Make an exact copy of the lines, leaving the pictures out.

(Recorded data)
▼

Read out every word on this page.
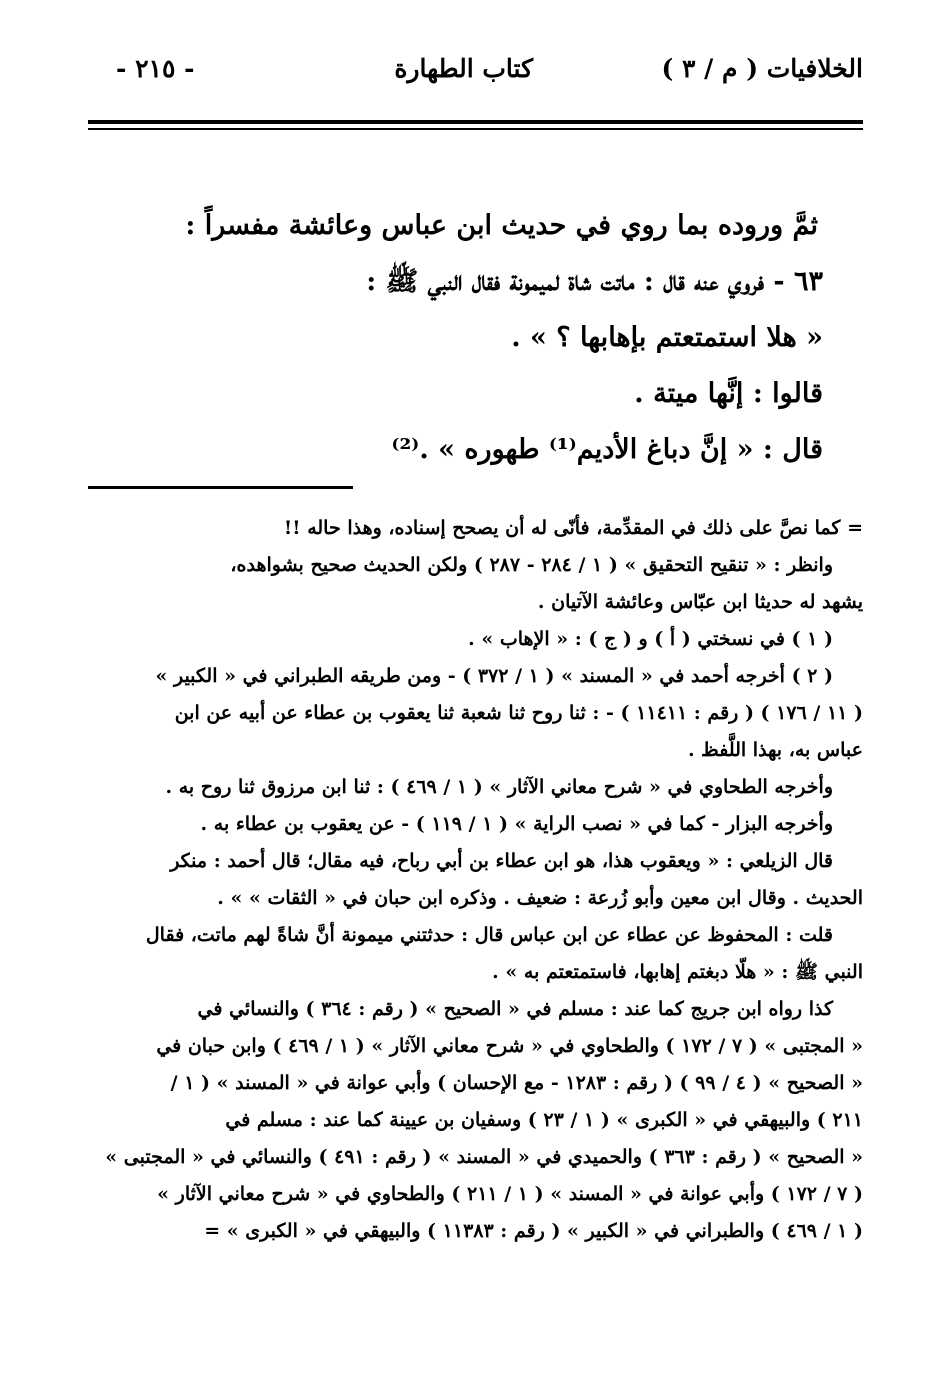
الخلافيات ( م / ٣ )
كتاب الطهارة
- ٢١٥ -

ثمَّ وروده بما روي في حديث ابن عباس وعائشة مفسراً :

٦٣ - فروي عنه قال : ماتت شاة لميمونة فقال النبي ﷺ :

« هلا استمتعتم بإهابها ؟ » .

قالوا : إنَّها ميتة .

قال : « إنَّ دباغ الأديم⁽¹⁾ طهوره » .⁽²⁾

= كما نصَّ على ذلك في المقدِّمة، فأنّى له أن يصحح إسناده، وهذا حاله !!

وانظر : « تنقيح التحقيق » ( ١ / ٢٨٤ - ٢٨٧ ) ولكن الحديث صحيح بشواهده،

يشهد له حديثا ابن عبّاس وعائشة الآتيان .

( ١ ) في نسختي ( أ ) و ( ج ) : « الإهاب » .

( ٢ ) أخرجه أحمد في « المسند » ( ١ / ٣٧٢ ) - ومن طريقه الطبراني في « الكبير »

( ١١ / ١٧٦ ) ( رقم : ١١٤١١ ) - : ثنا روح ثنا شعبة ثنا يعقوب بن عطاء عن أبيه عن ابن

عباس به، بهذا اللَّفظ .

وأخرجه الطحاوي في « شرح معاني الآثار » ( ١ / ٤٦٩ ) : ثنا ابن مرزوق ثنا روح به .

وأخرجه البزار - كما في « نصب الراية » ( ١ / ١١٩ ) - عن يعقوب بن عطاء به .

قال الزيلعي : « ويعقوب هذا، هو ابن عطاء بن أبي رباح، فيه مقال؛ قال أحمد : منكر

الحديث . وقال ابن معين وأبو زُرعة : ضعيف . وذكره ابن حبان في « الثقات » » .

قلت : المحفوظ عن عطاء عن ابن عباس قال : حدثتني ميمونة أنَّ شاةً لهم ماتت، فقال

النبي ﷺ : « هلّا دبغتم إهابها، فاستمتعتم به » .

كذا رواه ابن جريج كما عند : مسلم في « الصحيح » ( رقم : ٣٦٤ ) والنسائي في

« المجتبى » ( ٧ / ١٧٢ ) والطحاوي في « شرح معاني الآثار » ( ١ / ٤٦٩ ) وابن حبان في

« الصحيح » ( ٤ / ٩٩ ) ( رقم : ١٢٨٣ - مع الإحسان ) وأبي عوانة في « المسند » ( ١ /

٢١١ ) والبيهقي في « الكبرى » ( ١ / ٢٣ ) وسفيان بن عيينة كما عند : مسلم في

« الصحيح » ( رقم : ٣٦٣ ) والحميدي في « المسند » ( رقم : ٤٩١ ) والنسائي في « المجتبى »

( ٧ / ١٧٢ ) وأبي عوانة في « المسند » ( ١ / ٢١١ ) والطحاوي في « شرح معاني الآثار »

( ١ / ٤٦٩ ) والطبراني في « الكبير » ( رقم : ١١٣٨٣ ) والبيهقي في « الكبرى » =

▲

_ANSWER_
Read out every word on this page.
الخلافيات ( م / ٣ )
كتاب الطهارة
- ٢١٥ -

ثمَّ وروده بما روي في حديث ابن عباس وعائشة مفسراً :

٦٣ - فروي عنه قال : ماتت شاة لميمونة فقال النبي ﷺ :

« هلا استمتعتم بإهابها ؟ » .

قالوا : إنَّها ميتة .

قال : « إنَّ دباغ الأديم⁽¹⁾ طهوره » .⁽²⁾

= كما نصَّ على ذلك في المقدِّمة، فأنّى له أن يصحح إسناده، وهذا حاله !!

وانظر : « تنقيح التحقيق » ( ١ / ٢٨٤ - ٢٨٧ ) ولكن الحديث صحيح بشواهده،

يشهد له حديثا ابن عبّاس وعائشة الآتيان .

( ١ ) في نسختي ( أ ) و ( ج ) : « الإهاب » .

( ٢ ) أخرجه أحمد في « المسند » ( ١ / ٣٧٢ ) - ومن طريقه الطبراني في « الكبير »

( ١١ / ١٧٦ ) ( رقم : ١١٤١١ ) - : ثنا روح ثنا شعبة ثنا يعقوب بن عطاء عن أبيه عن ابن

عباس به، بهذا اللَّفظ .

وأخرجه الطحاوي في « شرح معاني الآثار » ( ١ / ٤٦٩ ) : ثنا ابن مرزوق ثنا روح به .

وأخرجه البزار - كما في « نصب الراية » ( ١ / ١١٩ ) - عن يعقوب بن عطاء به .

قال الزيلعي : « ويعقوب هذا، هو ابن عطاء بن أبي رباح، فيه مقال؛ قال أحمد : منكر

الحديث . وقال ابن معين وأبو زُرعة : ضعيف . وذكره ابن حبان في « الثقات » » .

قلت : المحفوظ عن عطاء عن ابن عباس قال : حدثتني ميمونة أنَّ شاةً لهم ماتت، فقال

النبي ﷺ : « هلّا دبغتم إهابها، فاستمتعتم به » .

كذا رواه ابن جريج كما عند : مسلم في « الصحيح » ( رقم : ٣٦٤ ) والنسائي في

« المجتبى » ( ٧ / ١٧٢ ) والطحاوي في « شرح معاني الآثار » ( ١ / ٤٦٩ ) وابن حبان في

« الصحيح » ( ٤ / ٩٩ ) ( رقم : ١٢٨٣ - مع الإحسان ) وأبي عوانة في « المسند » ( ١ /

٢١١ ) والبيهقي في « الكبرى » ( ١ / ٢٣ ) وسفيان بن عيينة كما عند : مسلم في

« الصحيح » ( رقم : ٣٦٣ ) والحميدي في « المسند » ( رقم : ٤٩١ ) والنسائي في « المجتبى »

( ٧ / ١٧٢ ) وأبي عوانة في « المسند » ( ١ / ٢١١ ) والطحاوي في « شرح معاني الآثار »

( ١ / ٤٦٩ ) والطبراني في « الكبير » ( رقم : ١١٣٨٣ ) والبيهقي في « الكبرى » =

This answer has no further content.